* Begin Data extract *

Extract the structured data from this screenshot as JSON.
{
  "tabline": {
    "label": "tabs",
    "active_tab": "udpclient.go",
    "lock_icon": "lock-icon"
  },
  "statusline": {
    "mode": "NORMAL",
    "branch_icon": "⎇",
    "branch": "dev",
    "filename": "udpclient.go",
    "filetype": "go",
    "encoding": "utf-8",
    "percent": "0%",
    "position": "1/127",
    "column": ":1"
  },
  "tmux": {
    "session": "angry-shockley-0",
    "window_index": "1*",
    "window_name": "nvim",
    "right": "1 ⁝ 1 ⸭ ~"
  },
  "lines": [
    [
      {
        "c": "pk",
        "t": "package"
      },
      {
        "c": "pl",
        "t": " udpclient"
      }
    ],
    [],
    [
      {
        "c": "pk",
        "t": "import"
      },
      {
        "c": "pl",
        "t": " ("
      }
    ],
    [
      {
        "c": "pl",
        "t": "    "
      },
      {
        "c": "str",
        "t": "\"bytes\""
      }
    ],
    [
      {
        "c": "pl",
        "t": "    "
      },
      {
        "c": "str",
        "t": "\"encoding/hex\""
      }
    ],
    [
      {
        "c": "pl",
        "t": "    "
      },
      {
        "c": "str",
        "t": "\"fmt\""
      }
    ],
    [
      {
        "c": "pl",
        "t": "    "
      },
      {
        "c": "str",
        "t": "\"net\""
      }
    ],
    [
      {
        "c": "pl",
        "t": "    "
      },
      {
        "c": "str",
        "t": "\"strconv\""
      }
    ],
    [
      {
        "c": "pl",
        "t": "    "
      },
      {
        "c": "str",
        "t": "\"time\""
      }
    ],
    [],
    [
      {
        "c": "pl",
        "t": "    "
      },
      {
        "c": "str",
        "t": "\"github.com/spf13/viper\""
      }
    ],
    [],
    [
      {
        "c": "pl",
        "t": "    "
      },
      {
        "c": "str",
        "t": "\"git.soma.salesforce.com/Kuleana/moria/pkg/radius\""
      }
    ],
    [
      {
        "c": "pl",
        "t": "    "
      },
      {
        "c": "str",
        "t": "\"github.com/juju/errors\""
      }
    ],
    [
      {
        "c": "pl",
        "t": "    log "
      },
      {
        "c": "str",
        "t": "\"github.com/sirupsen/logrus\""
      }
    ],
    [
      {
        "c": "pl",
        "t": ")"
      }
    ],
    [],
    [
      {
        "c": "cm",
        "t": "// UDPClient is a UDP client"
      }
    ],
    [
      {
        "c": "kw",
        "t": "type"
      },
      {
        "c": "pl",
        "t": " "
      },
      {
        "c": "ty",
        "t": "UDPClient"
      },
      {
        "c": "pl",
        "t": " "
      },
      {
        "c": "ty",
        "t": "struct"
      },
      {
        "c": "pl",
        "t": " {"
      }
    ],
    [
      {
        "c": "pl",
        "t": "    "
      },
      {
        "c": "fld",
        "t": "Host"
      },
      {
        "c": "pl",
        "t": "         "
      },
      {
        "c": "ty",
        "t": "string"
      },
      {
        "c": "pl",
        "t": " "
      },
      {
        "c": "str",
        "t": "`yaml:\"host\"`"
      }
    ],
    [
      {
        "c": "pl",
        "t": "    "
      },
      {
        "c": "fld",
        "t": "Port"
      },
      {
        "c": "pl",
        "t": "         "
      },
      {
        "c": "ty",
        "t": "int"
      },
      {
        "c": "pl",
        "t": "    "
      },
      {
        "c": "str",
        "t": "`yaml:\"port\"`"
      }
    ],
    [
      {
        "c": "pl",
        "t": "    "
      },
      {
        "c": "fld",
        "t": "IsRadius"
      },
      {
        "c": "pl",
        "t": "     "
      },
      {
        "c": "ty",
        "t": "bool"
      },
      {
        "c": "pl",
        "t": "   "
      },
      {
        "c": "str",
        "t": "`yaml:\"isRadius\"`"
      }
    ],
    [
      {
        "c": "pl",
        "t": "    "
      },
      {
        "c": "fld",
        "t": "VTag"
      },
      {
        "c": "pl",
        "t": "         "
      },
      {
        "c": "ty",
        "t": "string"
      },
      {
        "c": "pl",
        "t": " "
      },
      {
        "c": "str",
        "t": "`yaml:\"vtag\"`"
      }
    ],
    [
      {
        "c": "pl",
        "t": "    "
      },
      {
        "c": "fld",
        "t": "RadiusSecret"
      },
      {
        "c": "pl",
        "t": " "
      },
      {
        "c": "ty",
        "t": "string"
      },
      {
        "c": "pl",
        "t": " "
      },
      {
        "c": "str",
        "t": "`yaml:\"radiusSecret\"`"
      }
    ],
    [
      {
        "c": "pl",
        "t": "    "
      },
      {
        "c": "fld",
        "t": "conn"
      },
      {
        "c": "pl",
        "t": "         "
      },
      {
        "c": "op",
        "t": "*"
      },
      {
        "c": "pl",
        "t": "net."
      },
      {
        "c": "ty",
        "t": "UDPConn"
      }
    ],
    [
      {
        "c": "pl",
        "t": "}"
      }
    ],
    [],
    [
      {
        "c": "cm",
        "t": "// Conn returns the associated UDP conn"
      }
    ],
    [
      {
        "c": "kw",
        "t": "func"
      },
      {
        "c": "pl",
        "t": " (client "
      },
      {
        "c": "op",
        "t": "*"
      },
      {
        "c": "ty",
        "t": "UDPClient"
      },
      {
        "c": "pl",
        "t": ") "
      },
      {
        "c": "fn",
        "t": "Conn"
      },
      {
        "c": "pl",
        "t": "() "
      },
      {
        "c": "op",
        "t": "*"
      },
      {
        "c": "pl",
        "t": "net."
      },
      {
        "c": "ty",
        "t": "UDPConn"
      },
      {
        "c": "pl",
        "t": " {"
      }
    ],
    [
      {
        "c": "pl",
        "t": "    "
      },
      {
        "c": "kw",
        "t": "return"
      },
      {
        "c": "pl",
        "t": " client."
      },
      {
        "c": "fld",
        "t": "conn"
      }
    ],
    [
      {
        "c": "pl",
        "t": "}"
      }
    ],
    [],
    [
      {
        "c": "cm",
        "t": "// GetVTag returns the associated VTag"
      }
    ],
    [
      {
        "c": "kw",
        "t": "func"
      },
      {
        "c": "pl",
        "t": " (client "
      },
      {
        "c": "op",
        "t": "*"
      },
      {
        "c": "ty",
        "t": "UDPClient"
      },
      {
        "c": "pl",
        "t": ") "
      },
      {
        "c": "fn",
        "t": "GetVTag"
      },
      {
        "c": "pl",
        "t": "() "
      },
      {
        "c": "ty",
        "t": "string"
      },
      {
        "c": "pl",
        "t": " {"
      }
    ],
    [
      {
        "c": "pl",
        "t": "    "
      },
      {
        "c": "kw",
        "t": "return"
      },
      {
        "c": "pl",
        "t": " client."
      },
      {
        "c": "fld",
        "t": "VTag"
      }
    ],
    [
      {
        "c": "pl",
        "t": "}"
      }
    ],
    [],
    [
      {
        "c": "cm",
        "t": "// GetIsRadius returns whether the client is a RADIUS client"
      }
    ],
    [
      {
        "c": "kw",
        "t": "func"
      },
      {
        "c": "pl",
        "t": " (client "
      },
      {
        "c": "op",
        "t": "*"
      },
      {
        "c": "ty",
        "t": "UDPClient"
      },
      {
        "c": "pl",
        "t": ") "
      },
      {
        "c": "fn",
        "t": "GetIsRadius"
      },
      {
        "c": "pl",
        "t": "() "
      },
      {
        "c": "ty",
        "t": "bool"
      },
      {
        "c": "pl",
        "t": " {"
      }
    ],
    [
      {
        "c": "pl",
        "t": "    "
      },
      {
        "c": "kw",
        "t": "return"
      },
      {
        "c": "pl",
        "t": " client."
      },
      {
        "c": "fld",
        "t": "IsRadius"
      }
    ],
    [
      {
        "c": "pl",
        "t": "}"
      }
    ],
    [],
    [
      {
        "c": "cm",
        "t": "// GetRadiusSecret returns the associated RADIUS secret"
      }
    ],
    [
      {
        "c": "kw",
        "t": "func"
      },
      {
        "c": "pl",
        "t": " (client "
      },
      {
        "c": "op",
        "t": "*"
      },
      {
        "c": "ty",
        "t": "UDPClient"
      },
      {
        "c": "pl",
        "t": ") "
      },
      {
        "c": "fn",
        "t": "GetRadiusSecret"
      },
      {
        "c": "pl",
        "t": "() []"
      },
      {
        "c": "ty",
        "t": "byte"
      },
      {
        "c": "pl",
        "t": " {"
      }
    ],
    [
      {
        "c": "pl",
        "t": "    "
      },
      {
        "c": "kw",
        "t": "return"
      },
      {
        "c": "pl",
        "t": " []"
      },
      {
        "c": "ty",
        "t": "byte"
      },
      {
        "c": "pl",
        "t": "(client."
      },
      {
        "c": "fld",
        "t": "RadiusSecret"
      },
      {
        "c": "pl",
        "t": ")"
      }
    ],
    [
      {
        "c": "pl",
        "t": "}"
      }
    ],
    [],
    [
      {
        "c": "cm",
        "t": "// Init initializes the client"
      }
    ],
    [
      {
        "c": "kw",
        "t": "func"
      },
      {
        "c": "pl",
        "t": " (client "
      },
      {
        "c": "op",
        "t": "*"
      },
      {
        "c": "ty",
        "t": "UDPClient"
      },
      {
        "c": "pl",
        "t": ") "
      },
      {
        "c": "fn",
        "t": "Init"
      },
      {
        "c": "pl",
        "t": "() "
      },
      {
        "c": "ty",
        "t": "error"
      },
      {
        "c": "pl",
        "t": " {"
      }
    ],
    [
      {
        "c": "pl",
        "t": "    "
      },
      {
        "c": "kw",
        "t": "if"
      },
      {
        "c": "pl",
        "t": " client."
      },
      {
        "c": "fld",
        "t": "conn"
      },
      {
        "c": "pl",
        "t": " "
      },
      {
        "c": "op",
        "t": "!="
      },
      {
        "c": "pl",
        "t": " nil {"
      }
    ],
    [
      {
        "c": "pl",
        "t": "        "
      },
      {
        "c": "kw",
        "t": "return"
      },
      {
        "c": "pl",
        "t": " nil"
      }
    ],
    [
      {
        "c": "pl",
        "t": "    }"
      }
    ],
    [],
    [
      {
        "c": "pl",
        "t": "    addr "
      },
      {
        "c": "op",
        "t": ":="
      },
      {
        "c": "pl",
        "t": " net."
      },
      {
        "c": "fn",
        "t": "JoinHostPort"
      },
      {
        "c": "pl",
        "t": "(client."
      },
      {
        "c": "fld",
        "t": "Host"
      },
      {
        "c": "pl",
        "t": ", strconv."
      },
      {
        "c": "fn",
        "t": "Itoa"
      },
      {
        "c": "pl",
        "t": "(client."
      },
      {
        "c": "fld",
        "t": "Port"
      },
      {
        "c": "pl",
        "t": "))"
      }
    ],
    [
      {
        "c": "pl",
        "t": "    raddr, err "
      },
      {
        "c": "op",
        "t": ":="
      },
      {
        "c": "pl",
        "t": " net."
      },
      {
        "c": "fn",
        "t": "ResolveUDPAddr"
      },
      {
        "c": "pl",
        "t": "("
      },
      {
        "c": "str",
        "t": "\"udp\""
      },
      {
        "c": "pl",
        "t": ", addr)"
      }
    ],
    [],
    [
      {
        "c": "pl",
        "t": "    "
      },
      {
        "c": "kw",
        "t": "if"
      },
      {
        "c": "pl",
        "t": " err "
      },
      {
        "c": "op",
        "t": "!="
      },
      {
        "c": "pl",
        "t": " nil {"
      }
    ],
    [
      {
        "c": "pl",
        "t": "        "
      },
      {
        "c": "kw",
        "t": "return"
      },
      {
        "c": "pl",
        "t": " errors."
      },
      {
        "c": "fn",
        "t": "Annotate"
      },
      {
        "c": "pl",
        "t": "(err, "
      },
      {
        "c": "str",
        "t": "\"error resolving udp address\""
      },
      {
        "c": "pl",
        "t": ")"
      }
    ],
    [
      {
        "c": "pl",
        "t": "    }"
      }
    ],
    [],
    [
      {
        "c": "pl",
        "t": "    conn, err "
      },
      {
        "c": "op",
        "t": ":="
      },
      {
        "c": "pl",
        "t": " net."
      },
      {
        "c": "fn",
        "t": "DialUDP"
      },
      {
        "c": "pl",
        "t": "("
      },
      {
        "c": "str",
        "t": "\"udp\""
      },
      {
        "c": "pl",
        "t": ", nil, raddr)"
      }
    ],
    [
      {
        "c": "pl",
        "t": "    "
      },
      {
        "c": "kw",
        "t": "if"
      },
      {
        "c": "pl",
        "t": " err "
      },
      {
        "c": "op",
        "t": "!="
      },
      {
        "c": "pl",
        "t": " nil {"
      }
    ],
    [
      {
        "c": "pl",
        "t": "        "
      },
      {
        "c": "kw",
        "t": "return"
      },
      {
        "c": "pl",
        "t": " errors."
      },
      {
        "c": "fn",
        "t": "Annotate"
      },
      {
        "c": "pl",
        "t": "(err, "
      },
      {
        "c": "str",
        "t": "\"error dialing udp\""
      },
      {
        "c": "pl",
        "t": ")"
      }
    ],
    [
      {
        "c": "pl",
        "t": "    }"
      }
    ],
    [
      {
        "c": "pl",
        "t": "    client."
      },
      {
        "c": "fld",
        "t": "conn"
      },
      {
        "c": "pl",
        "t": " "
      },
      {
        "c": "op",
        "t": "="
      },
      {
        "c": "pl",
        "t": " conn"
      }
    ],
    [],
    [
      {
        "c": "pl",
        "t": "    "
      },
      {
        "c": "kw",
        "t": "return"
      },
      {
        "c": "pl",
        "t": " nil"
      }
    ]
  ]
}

* End Data extract *

--- Exercise brief ---
Search the lines for "associated". Copy each line that has it.

--- Response to the exercise ---
        "t": "// Conn returns the associated UDP conn"
        "t": "// GetVTag returns the associated VTag"
        "t": "// GetRadiusSecret returns the associated RADIUS secret"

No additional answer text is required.